Your objective:
Scan the material that follows. Copy every line containing the word "Adequacy".

Record excerpts:
<<<<
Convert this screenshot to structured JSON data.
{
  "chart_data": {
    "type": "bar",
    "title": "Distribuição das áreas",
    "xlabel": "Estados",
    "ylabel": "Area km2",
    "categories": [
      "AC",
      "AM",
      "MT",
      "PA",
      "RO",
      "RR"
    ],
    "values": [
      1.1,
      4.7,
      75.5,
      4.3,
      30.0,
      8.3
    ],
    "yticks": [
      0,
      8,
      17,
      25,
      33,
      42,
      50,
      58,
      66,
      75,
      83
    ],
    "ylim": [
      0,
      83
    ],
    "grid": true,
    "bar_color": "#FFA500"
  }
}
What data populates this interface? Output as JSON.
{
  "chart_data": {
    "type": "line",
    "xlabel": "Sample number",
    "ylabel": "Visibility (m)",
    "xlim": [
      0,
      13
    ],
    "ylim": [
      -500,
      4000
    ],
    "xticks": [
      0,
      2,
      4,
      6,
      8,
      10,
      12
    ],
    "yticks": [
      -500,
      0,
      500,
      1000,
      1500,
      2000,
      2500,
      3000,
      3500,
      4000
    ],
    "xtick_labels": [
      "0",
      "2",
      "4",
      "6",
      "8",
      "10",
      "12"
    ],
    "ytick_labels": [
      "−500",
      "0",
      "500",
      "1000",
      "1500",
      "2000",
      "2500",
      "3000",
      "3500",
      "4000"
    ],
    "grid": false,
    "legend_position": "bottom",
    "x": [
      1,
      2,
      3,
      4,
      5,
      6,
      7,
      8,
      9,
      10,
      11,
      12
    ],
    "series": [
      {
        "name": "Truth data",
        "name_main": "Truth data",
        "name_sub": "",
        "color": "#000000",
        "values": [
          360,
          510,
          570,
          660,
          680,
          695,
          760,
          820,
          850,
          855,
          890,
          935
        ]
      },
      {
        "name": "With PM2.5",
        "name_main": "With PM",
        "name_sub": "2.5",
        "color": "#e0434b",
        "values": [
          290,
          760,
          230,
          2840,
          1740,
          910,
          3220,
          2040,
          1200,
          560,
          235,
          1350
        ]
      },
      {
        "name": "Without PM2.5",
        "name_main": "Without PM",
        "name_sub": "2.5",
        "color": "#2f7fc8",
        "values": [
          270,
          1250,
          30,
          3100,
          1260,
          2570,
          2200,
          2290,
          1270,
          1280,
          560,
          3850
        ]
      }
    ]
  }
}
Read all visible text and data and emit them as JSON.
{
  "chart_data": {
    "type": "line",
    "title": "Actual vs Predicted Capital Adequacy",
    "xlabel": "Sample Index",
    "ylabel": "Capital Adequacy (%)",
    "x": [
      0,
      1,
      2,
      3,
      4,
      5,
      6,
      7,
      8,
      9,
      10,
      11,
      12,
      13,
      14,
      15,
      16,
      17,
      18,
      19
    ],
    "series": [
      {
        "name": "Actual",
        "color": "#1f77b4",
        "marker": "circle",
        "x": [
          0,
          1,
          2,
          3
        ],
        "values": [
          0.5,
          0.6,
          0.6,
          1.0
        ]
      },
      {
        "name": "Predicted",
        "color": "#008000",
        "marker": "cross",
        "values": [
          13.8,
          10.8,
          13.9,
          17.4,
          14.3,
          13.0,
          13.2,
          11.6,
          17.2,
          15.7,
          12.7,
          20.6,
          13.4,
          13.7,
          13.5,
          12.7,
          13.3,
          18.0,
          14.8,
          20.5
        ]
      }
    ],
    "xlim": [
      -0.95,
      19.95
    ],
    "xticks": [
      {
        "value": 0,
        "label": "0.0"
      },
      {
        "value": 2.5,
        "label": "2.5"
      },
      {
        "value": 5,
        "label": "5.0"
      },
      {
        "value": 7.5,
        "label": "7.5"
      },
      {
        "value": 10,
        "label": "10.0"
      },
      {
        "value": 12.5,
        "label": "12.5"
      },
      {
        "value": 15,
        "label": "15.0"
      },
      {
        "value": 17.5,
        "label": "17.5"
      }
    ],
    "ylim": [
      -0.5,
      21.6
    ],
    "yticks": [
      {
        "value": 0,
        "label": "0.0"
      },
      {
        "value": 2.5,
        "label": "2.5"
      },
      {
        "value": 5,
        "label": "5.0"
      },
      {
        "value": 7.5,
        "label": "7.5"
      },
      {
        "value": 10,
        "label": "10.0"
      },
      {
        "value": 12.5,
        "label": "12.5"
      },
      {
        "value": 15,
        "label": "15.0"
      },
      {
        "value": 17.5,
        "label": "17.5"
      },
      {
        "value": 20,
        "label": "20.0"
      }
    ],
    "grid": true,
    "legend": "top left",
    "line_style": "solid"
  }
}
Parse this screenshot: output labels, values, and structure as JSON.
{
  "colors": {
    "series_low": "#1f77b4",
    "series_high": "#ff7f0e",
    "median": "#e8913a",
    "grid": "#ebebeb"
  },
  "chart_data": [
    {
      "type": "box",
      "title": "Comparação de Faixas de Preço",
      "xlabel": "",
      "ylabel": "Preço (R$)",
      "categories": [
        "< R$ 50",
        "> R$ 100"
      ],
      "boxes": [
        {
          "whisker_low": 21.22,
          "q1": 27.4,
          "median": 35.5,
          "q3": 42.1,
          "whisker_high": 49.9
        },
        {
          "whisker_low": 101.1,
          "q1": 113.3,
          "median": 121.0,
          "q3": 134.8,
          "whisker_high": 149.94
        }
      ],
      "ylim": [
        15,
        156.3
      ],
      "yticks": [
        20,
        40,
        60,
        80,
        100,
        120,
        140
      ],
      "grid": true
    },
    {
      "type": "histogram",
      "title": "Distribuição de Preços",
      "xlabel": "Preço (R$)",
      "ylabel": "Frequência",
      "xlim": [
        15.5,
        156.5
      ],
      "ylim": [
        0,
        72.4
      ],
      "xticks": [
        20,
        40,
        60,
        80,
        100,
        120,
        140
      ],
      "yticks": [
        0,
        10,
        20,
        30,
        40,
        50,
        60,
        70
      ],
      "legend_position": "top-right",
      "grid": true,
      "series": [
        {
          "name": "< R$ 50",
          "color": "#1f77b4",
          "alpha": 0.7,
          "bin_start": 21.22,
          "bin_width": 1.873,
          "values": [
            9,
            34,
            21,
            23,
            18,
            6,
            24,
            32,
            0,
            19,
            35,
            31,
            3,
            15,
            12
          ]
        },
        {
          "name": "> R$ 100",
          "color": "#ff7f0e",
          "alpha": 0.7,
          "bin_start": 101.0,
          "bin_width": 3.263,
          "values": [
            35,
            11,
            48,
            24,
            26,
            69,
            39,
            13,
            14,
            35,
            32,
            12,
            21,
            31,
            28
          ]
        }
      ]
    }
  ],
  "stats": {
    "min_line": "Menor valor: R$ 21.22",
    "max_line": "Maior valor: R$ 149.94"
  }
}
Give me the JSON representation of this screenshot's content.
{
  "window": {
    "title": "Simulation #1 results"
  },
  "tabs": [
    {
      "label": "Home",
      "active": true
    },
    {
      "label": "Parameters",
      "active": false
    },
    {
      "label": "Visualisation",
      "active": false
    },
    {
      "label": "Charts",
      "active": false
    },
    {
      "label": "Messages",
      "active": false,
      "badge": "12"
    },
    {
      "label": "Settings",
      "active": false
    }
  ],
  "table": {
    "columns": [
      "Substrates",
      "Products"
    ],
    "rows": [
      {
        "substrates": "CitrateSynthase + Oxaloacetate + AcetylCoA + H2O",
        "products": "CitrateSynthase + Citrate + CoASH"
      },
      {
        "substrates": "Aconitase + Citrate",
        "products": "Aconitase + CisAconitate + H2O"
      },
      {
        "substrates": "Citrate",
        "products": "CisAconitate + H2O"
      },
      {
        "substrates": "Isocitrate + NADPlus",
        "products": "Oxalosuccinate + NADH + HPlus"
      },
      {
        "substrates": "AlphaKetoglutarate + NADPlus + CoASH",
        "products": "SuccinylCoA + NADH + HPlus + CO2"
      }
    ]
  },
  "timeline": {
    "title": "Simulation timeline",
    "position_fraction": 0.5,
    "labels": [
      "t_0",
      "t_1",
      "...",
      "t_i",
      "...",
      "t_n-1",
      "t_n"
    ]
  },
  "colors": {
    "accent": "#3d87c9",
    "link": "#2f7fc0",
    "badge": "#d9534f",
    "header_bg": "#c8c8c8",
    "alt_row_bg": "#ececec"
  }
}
>>>>
Correct answer:
    "title": "Actual vs Predicted Capital Adequacy",
    "ylabel": "Capital Adequacy (%)",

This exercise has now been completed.